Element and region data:
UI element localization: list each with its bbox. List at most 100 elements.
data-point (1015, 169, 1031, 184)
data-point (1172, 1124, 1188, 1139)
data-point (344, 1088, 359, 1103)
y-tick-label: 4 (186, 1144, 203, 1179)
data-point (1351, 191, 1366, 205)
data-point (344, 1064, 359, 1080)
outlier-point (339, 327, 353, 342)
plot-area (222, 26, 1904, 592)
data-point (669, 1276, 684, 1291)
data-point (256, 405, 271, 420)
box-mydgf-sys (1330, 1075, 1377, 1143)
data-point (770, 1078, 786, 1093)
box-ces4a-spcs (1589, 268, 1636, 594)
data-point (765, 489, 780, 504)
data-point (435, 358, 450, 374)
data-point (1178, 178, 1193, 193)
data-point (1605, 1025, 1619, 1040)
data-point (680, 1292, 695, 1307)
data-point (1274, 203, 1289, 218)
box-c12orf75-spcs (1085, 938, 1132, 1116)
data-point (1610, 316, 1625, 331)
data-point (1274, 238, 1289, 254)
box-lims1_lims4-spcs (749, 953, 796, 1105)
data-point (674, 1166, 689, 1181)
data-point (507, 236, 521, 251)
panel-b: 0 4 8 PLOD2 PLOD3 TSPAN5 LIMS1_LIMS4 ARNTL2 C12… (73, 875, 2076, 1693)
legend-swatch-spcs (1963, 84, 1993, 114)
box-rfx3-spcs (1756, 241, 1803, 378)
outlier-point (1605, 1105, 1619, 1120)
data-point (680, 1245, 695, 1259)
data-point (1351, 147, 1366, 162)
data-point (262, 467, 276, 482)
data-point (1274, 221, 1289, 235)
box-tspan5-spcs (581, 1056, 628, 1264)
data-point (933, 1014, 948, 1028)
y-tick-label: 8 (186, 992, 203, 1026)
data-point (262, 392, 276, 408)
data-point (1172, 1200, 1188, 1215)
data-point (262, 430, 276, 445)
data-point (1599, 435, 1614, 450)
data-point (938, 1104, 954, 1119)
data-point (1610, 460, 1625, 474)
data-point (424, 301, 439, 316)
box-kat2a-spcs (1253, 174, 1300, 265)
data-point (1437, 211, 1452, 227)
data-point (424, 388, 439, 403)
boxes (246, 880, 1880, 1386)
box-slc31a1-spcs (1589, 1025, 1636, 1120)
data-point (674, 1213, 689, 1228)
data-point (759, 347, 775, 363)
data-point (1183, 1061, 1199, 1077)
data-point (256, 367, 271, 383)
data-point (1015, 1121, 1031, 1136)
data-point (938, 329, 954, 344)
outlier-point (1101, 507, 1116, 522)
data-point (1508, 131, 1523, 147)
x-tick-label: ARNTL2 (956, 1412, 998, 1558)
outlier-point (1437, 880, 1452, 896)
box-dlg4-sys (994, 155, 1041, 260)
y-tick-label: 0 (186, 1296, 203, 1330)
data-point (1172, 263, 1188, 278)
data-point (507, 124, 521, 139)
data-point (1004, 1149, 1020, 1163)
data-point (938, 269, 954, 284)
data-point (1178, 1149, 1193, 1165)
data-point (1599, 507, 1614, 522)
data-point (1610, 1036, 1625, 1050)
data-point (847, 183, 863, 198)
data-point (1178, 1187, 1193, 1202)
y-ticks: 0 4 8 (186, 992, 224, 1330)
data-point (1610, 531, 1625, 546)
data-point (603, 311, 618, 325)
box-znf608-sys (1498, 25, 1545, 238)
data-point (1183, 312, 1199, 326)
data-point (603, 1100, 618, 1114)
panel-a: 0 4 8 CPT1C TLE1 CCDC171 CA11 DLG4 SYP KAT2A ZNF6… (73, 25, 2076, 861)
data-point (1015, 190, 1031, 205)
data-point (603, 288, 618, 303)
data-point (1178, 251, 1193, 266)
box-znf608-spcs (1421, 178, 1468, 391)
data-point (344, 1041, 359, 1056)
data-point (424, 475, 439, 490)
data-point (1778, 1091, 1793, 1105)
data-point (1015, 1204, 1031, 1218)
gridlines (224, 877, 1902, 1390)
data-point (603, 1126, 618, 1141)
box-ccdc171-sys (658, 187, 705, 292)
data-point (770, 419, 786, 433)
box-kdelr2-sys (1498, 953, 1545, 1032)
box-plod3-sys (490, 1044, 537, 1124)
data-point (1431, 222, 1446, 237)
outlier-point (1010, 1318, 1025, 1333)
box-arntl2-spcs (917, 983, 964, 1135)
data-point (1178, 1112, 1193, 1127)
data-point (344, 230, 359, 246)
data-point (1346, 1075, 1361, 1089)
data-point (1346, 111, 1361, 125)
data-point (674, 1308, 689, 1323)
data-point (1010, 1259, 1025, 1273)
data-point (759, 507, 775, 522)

### DESCRIPTION OF THE TASK
Please format the lines, from the start of the records through the line containing "box-mydgf-sys (1330, 1075, 1377, 1143)" with both ends included, as a Markdown table with the columns Row and Line. Leave out any blank lines.

### EXERCISE ANSWER
| Row | Line |
|---|---|
| 1 | UI element localization: list each with its bbox. List at most 100 elements. |
| 2 | data-point (1015, 169, 1031, 184) |
| 3 | data-point (1172, 1124, 1188, 1139) |
| 4 | data-point (344, 1088, 359, 1103) |
| 5 | y-tick-label: 4 (186, 1144, 203, 1179) |
| 6 | data-point (1351, 191, 1366, 205) |
| 7 | data-point (344, 1064, 359, 1080) |
| 8 | outlier-point (339, 327, 353, 342) |
| 9 | plot-area (222, 26, 1904, 592) |
| 10 | data-point (669, 1276, 684, 1291) |
| 11 | data-point (256, 405, 271, 420) |
| 12 | box-mydgf-sys (1330, 1075, 1377, 1143) |